What you should do —
Exclude all pictures, then copy each of the records exactly as written.

Records provided —
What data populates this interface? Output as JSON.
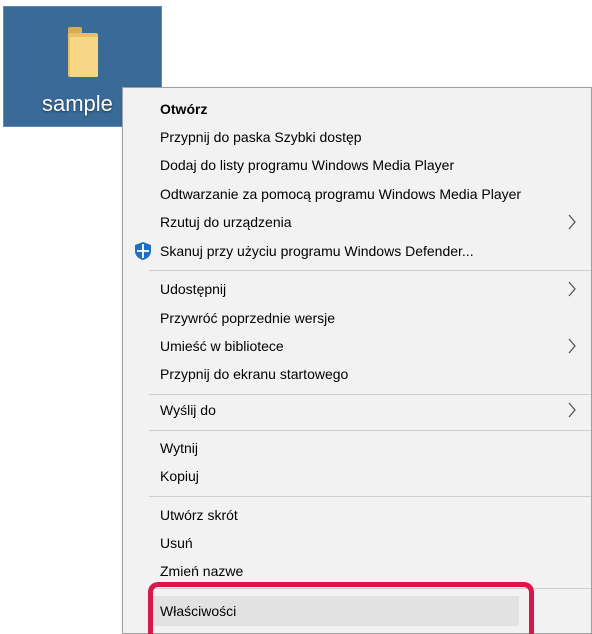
{
  "desktop": {
    "icon_label": "sample",
    "icon": "folder-icon"
  },
  "menu": {
    "items": [
      {
        "label": "Otwórz",
        "bold": true
      },
      {
        "label": "Przypnij do paska Szybki dostęp"
      },
      {
        "label": "Dodaj do listy programu Windows Media Player"
      },
      {
        "label": "Odtwarzanie za pomocą programu Windows Media Player"
      },
      {
        "label": "Rzutuj do urządzenia",
        "submenu": true
      },
      {
        "label": "Skanuj przy użyciu programu Windows Defender...",
        "icon": "windows-defender-shield-icon"
      },
      {
        "label": "Udostępnij",
        "submenu": true
      },
      {
        "label": "Przywróć poprzednie wersje"
      },
      {
        "label": "Umieść w bibliotece",
        "submenu": true
      },
      {
        "label": "Przypnij do ekranu startowego"
      },
      {
        "label": "Wyślij do",
        "submenu": true
      },
      {
        "label": "Wytnij"
      },
      {
        "label": "Kopiuj"
      },
      {
        "label": "Utwórz skrót"
      },
      {
        "label": "Usuń"
      },
      {
        "label": "Zmień nazwe"
      },
      {
        "label": "Właściwości",
        "hovered": true
      }
    ]
  },
  "colors": {
    "selection_bg": "#3a6a97",
    "menu_bg": "#f2f2f2",
    "highlight_border": "#d6184a",
    "shield_blue": "#1f6fc5"
  }
}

Complete answer —
What data populates this interface? Output as JSON.
{
  "desktop": {
    "icon_label": "sample",
    "icon": "folder-icon"
  },
  "menu": {
    "items": [
      {
        "label": "Otwórz",
        "bold": true
      },
      {
        "label": "Przypnij do paska Szybki dostęp"
      },
      {
        "label": "Dodaj do listy programu Windows Media Player"
      },
      {
        "label": "Odtwarzanie za pomocą programu Windows Media Player"
      },
      {
        "label": "Rzutuj do urządzenia",
        "submenu": true
      },
      {
        "label": "Skanuj przy użyciu programu Windows Defender...",
        "icon": "windows-defender-shield-icon"
      },
      {
        "label": "Udostępnij",
        "submenu": true
      },
      {
        "label": "Przywróć poprzednie wersje"
      },
      {
        "label": "Umieść w bibliotece",
        "submenu": true
      },
      {
        "label": "Przypnij do ekranu startowego"
      },
      {
        "label": "Wyślij do",
        "submenu": true
      },
      {
        "label": "Wytnij"
      },
      {
        "label": "Kopiuj"
      },
      {
        "label": "Utwórz skrót"
      },
      {
        "label": "Usuń"
      },
      {
        "label": "Zmień nazwe"
      },
      {
        "label": "Właściwości",
        "hovered": true
      }
    ]
  },
  "colors": {
    "selection_bg": "#3a6a97",
    "menu_bg": "#f2f2f2",
    "highlight_border": "#d6184a",
    "shield_blue": "#1f6fc5"
  }
}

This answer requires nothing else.